- [What you have to do] Count how many lines contain "heute" and reply with that number only.

- [Extracted records]
*****

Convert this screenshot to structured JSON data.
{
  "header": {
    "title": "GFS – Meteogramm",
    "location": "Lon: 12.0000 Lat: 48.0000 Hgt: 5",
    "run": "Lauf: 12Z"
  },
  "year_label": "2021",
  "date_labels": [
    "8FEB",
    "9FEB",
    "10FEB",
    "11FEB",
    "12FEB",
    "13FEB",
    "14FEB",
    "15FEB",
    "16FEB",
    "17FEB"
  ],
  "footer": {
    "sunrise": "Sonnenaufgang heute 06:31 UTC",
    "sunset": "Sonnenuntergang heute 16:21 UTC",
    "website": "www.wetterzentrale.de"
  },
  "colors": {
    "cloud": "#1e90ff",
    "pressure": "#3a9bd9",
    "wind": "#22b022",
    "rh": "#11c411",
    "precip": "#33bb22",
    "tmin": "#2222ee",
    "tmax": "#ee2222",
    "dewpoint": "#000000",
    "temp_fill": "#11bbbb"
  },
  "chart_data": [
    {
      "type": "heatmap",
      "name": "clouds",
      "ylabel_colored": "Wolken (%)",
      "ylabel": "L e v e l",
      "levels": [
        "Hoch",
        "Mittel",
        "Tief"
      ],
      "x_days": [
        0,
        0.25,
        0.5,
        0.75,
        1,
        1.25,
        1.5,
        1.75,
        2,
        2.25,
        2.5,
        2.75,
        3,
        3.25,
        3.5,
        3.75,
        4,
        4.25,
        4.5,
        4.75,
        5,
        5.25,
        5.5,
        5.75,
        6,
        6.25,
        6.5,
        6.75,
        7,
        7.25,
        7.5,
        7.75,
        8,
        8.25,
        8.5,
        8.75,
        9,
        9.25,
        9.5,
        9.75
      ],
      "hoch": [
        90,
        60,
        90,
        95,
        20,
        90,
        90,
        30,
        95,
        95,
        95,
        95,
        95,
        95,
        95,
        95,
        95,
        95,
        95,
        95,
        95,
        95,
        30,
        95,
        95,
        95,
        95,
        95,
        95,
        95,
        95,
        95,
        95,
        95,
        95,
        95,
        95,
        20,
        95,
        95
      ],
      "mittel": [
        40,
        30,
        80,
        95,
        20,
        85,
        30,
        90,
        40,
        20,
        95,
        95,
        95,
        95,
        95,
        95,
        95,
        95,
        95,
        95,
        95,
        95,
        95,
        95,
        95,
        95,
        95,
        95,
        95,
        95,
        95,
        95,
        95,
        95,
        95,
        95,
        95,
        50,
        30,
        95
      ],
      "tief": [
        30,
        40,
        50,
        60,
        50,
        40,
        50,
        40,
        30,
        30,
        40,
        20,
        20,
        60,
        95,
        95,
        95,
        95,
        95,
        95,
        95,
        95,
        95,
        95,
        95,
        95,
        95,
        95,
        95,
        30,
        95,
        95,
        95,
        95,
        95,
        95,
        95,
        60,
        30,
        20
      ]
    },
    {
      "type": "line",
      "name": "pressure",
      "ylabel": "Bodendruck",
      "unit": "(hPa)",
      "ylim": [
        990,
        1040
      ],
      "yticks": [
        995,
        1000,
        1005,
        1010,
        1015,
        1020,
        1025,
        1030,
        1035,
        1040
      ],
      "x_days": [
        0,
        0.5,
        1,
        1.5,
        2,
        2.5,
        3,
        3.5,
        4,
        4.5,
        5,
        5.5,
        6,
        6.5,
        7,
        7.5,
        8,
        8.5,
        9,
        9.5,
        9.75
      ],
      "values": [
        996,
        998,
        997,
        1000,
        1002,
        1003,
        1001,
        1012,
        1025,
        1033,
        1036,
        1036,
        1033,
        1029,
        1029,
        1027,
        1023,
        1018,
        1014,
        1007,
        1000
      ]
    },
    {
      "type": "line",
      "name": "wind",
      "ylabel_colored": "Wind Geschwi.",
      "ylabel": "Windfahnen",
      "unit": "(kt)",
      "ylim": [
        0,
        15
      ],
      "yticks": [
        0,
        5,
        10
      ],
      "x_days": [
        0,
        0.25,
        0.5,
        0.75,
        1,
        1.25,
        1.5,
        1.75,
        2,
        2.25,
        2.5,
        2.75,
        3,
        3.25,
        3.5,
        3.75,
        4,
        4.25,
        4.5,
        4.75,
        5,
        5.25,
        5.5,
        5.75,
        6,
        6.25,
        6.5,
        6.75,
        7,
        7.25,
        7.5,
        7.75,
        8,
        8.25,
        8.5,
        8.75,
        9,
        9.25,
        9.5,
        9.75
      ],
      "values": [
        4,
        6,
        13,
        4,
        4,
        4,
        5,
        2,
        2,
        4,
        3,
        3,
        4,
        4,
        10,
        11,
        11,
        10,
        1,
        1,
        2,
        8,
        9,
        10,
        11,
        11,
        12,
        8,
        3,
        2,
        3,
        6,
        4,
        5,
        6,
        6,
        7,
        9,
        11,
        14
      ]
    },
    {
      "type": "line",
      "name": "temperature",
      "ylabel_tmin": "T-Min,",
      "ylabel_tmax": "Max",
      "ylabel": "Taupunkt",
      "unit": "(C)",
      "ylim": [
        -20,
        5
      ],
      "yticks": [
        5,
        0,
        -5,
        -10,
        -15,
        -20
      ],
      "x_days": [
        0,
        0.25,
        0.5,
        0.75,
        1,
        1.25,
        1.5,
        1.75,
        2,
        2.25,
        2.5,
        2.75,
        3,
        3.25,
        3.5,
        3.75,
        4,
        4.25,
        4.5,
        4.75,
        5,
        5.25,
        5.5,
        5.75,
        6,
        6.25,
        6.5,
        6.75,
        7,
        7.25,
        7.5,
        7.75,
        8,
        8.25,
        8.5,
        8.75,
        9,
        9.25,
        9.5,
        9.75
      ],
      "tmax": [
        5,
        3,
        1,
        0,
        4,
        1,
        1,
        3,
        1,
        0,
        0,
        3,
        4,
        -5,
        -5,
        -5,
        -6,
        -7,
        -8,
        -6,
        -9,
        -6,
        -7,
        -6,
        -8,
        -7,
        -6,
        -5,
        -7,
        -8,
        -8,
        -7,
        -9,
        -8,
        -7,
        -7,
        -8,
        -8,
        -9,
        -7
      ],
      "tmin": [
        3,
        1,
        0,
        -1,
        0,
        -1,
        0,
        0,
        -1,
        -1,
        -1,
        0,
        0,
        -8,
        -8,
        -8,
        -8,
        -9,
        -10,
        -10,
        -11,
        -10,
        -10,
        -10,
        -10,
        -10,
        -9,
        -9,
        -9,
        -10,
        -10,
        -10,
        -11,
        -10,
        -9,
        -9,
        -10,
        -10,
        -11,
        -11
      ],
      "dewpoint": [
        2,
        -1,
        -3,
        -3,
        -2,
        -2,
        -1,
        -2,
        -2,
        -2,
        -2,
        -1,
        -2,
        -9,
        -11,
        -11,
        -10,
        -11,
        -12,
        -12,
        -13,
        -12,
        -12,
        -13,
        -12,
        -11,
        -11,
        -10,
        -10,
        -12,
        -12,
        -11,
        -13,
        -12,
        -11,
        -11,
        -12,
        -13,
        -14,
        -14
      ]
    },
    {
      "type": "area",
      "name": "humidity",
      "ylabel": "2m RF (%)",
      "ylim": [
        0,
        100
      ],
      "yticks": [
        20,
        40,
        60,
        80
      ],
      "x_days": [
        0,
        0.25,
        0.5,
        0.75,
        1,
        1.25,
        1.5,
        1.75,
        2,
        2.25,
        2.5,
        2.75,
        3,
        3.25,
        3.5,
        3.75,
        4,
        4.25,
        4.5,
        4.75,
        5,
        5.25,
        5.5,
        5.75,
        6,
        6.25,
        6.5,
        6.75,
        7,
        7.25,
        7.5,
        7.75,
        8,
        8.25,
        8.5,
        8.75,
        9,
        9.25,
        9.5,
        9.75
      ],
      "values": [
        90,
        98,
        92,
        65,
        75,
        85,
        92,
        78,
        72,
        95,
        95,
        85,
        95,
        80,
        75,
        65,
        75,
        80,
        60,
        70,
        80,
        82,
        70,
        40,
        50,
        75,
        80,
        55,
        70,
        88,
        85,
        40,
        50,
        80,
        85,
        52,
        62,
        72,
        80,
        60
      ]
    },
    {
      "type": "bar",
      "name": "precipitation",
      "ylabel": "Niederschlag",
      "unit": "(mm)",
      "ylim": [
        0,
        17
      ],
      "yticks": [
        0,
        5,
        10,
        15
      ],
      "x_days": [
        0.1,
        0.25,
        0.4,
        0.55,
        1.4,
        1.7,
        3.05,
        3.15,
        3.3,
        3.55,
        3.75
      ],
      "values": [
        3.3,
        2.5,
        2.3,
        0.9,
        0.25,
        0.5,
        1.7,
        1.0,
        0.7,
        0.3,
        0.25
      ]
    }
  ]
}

*****

- [Task result] 2